• [Alıntı metin]
SİMGELER ve KISALTMALAR DİZİNİ

(15)

1. GİRİŞ

Hayatın her alanında ve her döneminde olduğu gibi eğitimde de değişim kaçınılmaz bir gerçektir. Nesiller değişmekte ihtiyaçlar farklılaşmakta, iş gücüne ihtiyaç duyulan alanlar çeşitlilik göstermektedir. Bu bağlamda yaşanılan değişimi yakalayabilmek için değişimi yönetebilen liderlere ihtiyaç duyulmaktadır. Okullarda değişimi yönetebilen müdürlerle çağ yakalanıp, kişilerin kendini gerçekleştirme boyutuna varmaları sağlanarak ülkenin gelişimine katkılar sağlanabilir.

Bu bölümde araştırmanın problem durumu, amacı, alt problemleri, önemi ve sınırları yer almaktadır.

1.1. Araştırmanın Problemi

İnsanlar sosyal varlık olduklarından birlikte yaşamaya ihtiyaç duymuşlardır. Bu bağlamda bir arada yaşayan insanların kendi ihtiyaçlarını karşılayabilmeleri ve tek başlarına gerçekleştiremeyecekleri hedefleri için iş birliği yapmaları kaçınılmazdır. Bu durumun sonucu olarak örgütler oluşmuştur. Her örgüte amaçlar yüklenmiş ve her örgüt kendini yönetecek bir lidere ihtiyaç duymuştur. Eğitim örgütleri de bunlardan bir tanesidir. Etkili bir eğitim-öğretim için değişimi iyi yönetebilen liderlere ihtiyaç duyulmaktadır; çünkü değişim her alanda olduğu gibi eğitim alanında da kaçınılmaz bir gerçektir. Bu kapsamda, değişen ve gelişen dünyaya ayak uydurmak, çağın gerisinde kalmamak ve daha ileriye gidebilmek için toplumlar kendilerini geliştirme konusuna önem vermişlerdir. Eğitim örgütleri birer açık sistem (Kaya,1979) olduğundan değişimden etkilenmekte ve değişimi etkilemektedir. Bu bağlamda, değişimi fırsata dönüştürmek ile değişimi iyi yönetmek arasında bir ilişki olduğu söylenebilir. Bundan dolayı değişimi yönetme, etkili bir yönetim ve liderlik gerektirir (Helvacı, 2005). Lider, bulunduğu örgütte çalışanları motive etmede, değişime ilham olmada önemli bir role sahiptir; çünkü lider bireysel amaçların yanısıra örgüt amaçlarını da gerçekleştiren çalışanların üstlendiği görevi yerine getirebilmesinde değişimi inşa ederek gelişimi sağlayan kişidir. Bu hususta, değişim yönetimi ve liderlik kavramlarının birbiriyle ilişkili olduğu söylenebilir. Böylece, eğitimi iyi yönetebilmek beraberinde gelişimi getireceğinden okul müdürlerinin

(16)

liderlik tarzlarıyla değişimi yönetme yeterlilikleri arasındaki ilişki ön plana çıkmaktadır.

• [Sağlanan bilgiler]
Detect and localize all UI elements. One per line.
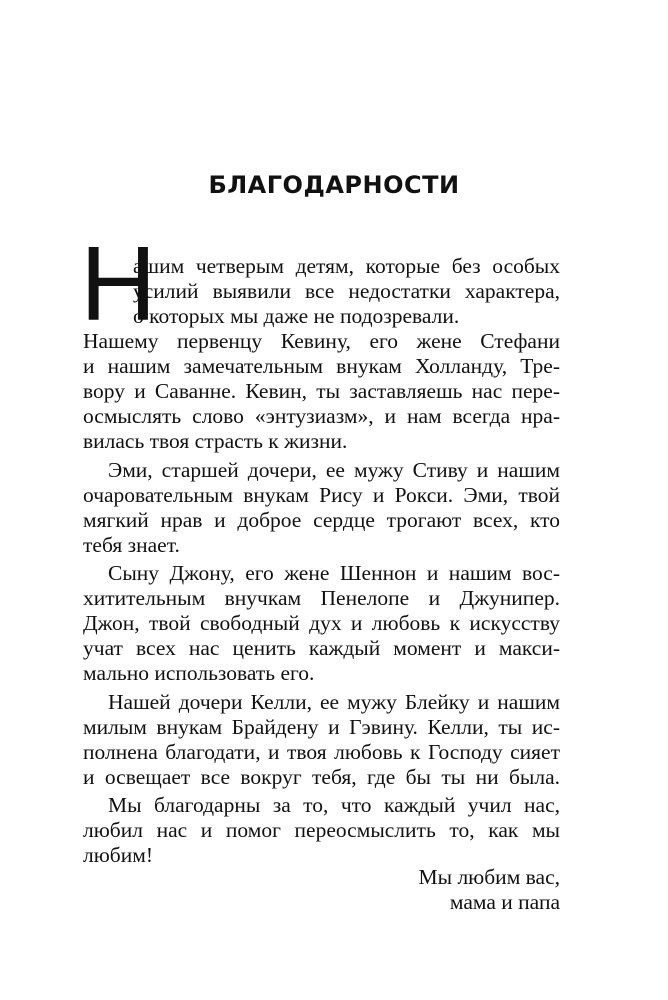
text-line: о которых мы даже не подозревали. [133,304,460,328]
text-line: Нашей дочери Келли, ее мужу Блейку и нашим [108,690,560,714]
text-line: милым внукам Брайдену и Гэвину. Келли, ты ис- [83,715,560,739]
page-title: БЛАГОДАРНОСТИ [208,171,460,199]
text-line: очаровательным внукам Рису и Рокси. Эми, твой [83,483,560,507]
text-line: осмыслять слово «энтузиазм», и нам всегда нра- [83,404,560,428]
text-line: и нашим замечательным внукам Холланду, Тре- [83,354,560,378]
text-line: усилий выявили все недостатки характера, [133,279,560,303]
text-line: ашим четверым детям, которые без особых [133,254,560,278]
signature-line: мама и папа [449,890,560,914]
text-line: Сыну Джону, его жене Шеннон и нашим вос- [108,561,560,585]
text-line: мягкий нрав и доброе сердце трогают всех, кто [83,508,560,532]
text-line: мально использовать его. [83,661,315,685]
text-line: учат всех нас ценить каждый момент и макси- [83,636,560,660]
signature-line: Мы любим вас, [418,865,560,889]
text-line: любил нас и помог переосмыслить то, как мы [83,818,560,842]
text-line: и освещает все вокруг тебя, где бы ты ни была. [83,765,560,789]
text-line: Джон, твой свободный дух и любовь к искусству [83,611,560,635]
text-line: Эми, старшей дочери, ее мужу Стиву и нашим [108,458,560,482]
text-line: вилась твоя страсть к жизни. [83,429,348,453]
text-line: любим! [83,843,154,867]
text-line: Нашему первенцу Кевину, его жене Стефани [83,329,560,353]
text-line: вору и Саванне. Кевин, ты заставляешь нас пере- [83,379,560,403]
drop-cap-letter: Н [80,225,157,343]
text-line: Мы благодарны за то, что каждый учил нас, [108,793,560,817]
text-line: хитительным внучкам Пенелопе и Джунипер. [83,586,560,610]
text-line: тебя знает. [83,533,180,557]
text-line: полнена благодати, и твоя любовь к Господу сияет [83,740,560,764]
--
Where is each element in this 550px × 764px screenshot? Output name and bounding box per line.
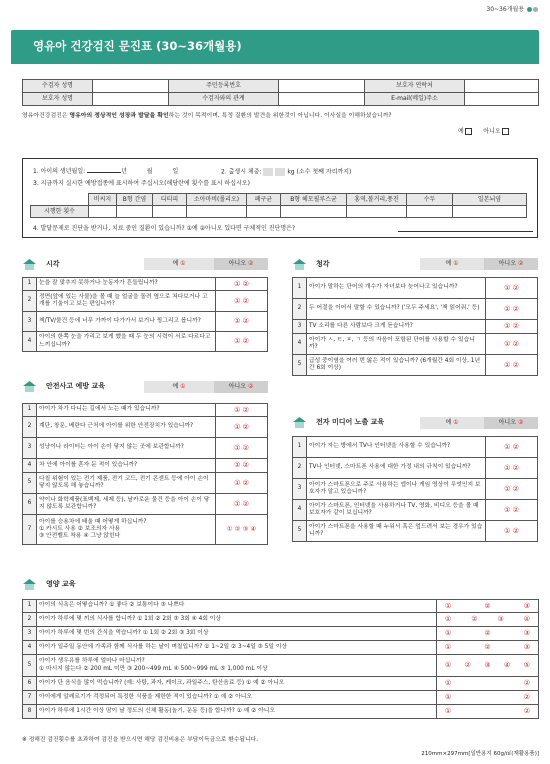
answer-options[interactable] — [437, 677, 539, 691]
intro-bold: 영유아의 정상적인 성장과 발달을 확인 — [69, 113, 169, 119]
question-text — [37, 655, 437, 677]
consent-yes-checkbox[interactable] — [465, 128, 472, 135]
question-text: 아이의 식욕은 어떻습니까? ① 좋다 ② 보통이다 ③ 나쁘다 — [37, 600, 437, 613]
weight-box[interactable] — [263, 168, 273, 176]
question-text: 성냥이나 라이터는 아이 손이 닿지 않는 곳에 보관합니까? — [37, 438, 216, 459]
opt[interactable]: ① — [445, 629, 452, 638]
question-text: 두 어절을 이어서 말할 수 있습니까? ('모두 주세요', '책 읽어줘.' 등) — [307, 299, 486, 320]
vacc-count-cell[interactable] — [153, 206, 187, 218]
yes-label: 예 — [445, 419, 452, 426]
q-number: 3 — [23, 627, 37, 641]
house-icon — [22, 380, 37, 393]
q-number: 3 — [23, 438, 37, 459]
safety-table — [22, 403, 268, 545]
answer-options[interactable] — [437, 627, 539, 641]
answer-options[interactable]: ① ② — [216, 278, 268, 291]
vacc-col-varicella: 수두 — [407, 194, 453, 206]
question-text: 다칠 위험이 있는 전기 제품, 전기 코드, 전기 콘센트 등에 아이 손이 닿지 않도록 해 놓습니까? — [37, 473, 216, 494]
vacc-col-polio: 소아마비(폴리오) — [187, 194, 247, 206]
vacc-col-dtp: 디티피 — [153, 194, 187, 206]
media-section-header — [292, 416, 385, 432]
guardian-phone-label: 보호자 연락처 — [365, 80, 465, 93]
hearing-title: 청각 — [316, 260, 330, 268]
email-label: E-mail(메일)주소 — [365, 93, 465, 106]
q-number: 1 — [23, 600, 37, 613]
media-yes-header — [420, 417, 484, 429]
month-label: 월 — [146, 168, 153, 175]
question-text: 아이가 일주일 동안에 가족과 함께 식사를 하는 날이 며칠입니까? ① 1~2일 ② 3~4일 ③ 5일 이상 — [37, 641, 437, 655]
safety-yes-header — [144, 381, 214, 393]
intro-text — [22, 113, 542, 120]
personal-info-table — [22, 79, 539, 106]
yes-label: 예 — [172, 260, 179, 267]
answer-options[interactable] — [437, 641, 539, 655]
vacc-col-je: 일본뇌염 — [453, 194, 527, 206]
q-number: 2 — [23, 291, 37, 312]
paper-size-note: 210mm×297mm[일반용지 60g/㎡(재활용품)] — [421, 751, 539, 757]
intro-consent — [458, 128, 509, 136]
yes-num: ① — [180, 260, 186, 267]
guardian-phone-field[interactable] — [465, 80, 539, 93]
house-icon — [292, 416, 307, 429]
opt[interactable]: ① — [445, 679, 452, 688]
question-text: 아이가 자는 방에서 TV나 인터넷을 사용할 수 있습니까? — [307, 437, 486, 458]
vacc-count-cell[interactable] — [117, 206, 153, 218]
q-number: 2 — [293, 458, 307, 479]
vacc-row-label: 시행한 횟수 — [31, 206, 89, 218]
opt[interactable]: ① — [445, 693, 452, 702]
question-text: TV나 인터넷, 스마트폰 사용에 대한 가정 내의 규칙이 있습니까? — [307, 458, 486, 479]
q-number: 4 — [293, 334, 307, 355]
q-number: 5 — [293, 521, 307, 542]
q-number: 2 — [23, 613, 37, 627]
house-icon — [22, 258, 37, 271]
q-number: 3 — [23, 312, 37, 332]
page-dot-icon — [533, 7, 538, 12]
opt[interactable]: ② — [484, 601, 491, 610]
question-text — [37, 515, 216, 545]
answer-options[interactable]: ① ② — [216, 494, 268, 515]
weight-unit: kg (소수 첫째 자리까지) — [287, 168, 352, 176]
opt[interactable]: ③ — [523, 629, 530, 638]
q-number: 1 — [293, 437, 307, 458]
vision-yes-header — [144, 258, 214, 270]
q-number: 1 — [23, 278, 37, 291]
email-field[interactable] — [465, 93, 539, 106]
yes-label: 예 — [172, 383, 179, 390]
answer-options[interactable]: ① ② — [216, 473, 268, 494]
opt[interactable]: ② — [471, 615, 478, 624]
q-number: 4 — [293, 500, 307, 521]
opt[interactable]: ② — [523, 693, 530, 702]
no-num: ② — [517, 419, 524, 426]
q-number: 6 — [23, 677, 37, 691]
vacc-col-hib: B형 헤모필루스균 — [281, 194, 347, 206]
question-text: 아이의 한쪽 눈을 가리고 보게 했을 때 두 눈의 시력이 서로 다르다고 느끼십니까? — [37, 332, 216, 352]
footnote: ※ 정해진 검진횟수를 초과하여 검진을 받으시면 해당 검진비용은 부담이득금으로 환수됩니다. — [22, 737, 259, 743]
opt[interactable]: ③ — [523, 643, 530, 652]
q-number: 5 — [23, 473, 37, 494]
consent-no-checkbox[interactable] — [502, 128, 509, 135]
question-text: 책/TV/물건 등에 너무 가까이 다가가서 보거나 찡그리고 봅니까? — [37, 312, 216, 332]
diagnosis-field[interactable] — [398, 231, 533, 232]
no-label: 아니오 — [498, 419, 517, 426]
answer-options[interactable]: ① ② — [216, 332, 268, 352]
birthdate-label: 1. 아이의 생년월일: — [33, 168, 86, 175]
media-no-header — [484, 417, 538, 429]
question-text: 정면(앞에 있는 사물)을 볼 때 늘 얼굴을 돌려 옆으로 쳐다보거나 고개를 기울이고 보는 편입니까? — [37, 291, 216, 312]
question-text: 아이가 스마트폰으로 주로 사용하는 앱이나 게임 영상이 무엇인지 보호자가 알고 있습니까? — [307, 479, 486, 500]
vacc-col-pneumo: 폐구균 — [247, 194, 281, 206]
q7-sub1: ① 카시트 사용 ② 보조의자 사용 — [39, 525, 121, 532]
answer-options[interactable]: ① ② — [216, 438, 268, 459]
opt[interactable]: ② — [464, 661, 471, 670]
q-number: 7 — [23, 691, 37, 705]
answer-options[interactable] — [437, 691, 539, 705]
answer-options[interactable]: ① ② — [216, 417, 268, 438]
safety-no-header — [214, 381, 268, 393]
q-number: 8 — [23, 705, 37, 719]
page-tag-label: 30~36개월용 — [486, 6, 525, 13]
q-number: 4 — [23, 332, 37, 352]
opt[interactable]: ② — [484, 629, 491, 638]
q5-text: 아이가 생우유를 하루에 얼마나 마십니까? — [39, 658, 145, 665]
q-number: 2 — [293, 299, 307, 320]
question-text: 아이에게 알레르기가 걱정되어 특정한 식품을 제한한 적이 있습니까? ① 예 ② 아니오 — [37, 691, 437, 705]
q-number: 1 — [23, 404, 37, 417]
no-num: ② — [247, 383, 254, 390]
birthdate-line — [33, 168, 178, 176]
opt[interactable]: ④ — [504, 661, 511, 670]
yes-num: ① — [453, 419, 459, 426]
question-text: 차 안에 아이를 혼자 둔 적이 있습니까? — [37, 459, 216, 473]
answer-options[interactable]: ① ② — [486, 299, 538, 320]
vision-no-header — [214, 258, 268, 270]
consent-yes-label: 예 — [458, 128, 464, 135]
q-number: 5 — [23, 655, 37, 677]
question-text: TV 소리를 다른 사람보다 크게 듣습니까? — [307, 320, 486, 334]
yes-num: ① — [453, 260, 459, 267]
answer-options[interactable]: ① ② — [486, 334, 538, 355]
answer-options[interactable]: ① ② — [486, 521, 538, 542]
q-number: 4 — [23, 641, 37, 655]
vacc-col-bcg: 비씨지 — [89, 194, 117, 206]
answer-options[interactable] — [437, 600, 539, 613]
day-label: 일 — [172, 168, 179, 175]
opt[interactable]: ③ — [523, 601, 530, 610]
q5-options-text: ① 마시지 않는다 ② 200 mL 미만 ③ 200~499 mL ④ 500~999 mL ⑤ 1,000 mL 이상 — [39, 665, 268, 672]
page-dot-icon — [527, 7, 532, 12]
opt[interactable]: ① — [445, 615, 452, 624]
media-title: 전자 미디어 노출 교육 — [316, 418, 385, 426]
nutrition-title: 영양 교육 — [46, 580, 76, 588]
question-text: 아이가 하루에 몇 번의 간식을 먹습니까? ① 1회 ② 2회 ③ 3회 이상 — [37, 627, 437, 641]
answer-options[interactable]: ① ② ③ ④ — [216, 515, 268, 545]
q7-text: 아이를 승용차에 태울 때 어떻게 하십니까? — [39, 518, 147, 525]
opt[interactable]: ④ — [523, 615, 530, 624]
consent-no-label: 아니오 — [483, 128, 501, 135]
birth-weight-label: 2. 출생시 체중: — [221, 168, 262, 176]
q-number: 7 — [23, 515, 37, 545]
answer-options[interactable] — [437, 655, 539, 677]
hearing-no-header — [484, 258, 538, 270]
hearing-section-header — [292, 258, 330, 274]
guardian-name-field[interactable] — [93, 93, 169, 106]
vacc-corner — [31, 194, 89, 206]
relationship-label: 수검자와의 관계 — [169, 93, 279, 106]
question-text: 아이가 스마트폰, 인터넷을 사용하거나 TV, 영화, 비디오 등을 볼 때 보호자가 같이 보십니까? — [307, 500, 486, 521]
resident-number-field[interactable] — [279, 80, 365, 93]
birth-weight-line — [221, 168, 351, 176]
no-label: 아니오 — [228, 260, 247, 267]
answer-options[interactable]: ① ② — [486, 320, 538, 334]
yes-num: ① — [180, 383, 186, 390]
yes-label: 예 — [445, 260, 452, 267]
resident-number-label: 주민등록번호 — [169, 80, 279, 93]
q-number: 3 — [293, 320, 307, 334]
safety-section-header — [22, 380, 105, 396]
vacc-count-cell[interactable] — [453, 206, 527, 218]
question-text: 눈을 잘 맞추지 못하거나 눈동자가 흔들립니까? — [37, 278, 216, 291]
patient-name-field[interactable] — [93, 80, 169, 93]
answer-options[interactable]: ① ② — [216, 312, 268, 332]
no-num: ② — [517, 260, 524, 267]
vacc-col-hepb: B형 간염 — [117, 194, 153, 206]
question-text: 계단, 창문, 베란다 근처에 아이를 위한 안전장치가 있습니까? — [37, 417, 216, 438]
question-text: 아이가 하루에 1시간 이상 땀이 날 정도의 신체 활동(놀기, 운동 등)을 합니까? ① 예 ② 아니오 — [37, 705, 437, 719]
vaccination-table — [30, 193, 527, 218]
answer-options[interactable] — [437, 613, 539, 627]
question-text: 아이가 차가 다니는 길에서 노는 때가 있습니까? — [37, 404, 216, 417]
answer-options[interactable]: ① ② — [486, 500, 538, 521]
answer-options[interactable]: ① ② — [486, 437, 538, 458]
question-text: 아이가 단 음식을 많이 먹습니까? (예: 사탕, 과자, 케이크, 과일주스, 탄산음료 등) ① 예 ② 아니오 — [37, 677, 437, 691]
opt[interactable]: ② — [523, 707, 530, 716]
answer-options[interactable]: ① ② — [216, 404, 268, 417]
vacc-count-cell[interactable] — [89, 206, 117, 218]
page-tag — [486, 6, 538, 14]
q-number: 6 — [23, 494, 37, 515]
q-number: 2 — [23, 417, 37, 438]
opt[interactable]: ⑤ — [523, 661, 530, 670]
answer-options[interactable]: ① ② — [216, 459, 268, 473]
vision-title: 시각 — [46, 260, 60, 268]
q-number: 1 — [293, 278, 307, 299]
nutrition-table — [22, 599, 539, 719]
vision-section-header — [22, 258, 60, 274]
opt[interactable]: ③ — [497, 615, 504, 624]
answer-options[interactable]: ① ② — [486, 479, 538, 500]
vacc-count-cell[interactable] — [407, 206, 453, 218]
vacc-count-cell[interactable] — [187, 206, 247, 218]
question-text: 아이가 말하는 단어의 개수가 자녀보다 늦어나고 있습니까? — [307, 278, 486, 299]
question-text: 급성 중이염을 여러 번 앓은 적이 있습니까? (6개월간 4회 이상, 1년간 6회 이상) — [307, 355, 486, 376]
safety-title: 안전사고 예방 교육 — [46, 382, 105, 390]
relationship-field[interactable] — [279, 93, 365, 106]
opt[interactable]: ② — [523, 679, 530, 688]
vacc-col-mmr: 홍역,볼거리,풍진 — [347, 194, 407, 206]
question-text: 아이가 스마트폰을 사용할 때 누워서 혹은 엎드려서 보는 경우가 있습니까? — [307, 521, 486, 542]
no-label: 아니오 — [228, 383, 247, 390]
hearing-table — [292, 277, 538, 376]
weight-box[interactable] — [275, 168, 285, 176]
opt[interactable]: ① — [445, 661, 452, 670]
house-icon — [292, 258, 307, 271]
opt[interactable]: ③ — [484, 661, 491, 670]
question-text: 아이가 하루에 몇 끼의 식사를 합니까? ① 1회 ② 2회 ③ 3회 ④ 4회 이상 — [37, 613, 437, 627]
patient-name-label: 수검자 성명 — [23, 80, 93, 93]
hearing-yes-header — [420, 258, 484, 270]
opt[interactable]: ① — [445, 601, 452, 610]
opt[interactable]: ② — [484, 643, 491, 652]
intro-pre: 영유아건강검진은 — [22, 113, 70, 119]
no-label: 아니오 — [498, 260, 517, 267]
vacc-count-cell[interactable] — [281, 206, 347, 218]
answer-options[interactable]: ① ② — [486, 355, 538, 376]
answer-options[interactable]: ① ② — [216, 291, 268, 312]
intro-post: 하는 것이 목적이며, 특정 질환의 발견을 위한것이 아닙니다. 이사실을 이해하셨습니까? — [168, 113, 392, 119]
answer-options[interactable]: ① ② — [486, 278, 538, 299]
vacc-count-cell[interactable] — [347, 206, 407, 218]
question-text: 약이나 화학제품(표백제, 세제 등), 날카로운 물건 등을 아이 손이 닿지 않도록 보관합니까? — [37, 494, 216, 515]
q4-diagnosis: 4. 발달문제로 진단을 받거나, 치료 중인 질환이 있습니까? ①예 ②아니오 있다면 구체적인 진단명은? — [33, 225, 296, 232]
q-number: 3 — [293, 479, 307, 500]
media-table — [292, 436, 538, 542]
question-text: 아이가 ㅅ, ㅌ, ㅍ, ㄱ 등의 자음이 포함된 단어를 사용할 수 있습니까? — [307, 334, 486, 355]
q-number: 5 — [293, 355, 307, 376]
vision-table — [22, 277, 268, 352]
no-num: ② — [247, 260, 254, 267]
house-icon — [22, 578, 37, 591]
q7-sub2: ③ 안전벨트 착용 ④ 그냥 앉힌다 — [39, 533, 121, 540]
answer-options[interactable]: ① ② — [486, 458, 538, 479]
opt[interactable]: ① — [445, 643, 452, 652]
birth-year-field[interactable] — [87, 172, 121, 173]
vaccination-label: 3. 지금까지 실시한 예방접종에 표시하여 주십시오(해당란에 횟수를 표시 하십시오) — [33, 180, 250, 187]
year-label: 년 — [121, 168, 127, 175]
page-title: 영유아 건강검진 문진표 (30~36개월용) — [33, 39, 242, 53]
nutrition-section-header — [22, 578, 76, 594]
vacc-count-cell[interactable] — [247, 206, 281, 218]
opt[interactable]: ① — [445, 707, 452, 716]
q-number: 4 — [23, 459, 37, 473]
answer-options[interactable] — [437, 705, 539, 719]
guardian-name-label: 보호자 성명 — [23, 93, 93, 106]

• [Hedef]
Alıntı metne dayanarak aşağıdaki soruları yanıtlayın.
1. Giriş bölümünde hangi konuların yer aldığı belirtilmektedir?
2. Eğitim örgütleri neden değişimden etkilenmekte ve değişimi etkilemektedir?
3. Değişimi yönetmenin neyi gerektirdiği söylenmektedir?

• [Son yanıt]
1. Araştırmanın problem durumu, amacı, alt problemleri, önemi ve sınırları.
2. Birer açık sistem oldukları için.
3. Etkili bir yönetim ve liderliği.